Task goal:
Go over the entries below line by line, copying each one that contains the word "their".

Data rows:
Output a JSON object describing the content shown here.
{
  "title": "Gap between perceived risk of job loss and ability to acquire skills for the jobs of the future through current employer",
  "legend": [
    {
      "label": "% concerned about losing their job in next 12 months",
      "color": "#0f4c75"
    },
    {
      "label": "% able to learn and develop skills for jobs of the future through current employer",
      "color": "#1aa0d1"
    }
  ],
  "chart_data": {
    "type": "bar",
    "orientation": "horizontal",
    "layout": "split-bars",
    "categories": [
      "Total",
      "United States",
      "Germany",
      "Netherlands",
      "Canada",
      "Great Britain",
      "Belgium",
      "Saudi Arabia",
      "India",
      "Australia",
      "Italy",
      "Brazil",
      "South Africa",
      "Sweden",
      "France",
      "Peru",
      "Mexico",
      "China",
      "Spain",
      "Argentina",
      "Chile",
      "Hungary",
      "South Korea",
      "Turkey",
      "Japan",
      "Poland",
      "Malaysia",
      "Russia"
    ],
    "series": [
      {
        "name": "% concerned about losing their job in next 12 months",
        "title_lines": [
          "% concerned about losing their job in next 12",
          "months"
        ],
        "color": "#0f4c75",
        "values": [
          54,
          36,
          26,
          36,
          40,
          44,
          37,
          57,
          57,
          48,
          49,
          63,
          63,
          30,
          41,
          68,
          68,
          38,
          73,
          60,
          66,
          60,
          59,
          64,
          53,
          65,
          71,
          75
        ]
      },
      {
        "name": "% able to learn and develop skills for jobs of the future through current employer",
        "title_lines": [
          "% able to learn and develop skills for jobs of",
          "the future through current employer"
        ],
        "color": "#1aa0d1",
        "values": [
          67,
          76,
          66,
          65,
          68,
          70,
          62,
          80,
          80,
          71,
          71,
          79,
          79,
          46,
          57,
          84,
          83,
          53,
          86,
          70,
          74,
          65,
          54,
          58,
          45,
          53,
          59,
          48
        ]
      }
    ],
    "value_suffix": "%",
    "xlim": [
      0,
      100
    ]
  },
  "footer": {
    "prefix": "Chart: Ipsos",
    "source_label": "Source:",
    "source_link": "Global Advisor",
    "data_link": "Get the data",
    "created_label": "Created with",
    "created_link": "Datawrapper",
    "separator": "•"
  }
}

Completed exercise:
      "label": "% concerned about losing their job in next 12 months",
        "name": "% concerned about losing their job in next 12 months",
          "% concerned about losing their job in next 12",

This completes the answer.